* AVAILABLE RECORDS:
————

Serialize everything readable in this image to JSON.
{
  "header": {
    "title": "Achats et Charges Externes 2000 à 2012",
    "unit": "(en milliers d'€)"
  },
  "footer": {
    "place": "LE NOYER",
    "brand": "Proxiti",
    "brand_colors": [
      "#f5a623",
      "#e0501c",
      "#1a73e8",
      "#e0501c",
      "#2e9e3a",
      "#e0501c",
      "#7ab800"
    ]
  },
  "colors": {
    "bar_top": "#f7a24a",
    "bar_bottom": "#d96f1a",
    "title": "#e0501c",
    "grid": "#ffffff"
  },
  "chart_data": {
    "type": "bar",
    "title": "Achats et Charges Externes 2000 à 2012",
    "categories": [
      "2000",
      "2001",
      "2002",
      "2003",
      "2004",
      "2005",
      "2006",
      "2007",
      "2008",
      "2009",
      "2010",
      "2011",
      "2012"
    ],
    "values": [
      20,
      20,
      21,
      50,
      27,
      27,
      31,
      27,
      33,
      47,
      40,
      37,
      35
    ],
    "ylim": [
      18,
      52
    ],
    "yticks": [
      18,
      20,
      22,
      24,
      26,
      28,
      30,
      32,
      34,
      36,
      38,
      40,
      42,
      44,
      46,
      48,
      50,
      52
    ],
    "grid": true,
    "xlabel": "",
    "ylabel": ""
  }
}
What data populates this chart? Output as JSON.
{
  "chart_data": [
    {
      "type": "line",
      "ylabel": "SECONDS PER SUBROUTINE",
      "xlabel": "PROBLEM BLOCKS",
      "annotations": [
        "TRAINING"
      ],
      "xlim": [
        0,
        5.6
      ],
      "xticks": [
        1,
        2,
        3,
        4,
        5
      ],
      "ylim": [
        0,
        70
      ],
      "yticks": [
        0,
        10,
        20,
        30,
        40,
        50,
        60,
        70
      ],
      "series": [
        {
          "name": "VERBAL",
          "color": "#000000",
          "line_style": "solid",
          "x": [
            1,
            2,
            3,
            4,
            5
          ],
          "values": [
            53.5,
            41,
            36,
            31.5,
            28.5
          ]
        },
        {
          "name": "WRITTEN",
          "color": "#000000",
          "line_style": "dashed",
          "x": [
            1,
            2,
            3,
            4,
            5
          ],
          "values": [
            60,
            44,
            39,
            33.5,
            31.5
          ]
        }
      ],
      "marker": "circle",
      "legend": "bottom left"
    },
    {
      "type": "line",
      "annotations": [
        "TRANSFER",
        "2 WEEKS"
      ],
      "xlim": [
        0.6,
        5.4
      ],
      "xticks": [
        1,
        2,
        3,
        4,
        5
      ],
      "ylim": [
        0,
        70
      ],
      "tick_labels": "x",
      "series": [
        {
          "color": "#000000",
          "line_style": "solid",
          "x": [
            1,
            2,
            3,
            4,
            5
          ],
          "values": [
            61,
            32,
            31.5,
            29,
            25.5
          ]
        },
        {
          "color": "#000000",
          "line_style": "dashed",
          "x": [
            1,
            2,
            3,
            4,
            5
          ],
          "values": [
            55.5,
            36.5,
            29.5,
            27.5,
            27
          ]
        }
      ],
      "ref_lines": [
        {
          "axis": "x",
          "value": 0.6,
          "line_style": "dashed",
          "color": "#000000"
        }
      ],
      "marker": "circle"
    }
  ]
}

————

* TASK GOAL: What do the records say? Quote them all exactly.

* WRITTEN REPLY:
Serialize everything readable in this image to JSON.
{
  "header": {
    "title": "Achats et Charges Externes 2000 à 2012",
    "unit": "(en milliers d'€)"
  },
  "footer": {
    "place": "LE NOYER",
    "brand": "Proxiti",
    "brand_colors": [
      "#f5a623",
      "#e0501c",
      "#1a73e8",
      "#e0501c",
      "#2e9e3a",
      "#e0501c",
      "#7ab800"
    ]
  },
  "colors": {
    "bar_top": "#f7a24a",
    "bar_bottom": "#d96f1a",
    "title": "#e0501c",
    "grid": "#ffffff"
  },
  "chart_data": {
    "type": "bar",
    "title": "Achats et Charges Externes 2000 à 2012",
    "categories": [
      "2000",
      "2001",
      "2002",
      "2003",
      "2004",
      "2005",
      "2006",
      "2007",
      "2008",
      "2009",
      "2010",
      "2011",
      "2012"
    ],
    "values": [
      20,
      20,
      21,
      50,
      27,
      27,
      31,
      27,
      33,
      47,
      40,
      37,
      35
    ],
    "ylim": [
      18,
      52
    ],
    "yticks": [
      18,
      20,
      22,
      24,
      26,
      28,
      30,
      32,
      34,
      36,
      38,
      40,
      42,
      44,
      46,
      48,
      50,
      52
    ],
    "grid": true,
    "xlabel": "",
    "ylabel": ""
  }
}
What data populates this chart? Output as JSON.
{
  "chart_data": [
    {
      "type": "line",
      "ylabel": "SECONDS PER SUBROUTINE",
      "xlabel": "PROBLEM BLOCKS",
      "annotations": [
        "TRAINING"
      ],
      "xlim": [
        0,
        5.6
      ],
      "xticks": [
        1,
        2,
        3,
        4,
        5
      ],
      "ylim": [
        0,
        70
      ],
      "yticks": [
        0,
        10,
        20,
        30,
        40,
        50,
        60,
        70
      ],
      "series": [
        {
          "name": "VERBAL",
          "color": "#000000",
          "line_style": "solid",
          "x": [
            1,
            2,
            3,
            4,
            5
          ],
          "values": [
            53.5,
            41,
            36,
            31.5,
            28.5
          ]
        },
        {
          "name": "WRITTEN",
          "color": "#000000",
          "line_style": "dashed",
          "x": [
            1,
            2,
            3,
            4,
            5
          ],
          "values": [
            60,
            44,
            39,
            33.5,
            31.5
          ]
        }
      ],
      "marker": "circle",
      "legend": "bottom left"
    },
    {
      "type": "line",
      "annotations": [
        "TRANSFER",
        "2 WEEKS"
      ],
      "xlim": [
        0.6,
        5.4
      ],
      "xticks": [
        1,
        2,
        3,
        4,
        5
      ],
      "ylim": [
        0,
        70
      ],
      "tick_labels": "x",
      "series": [
        {
          "color": "#000000",
          "line_style": "solid",
          "x": [
            1,
            2,
            3,
            4,
            5
          ],
          "values": [
            61,
            32,
            31.5,
            29,
            25.5
          ]
        },
        {
          "color": "#000000",
          "line_style": "dashed",
          "x": [
            1,
            2,
            3,
            4,
            5
          ],
          "values": [
            55.5,
            36.5,
            29.5,
            27.5,
            27
          ]
        }
      ],
      "ref_lines": [
        {
          "axis": "x",
          "value": 0.6,
          "line_style": "dashed",
          "color": "#000000"
        }
      ],
      "marker": "circle"
    }
  ]
}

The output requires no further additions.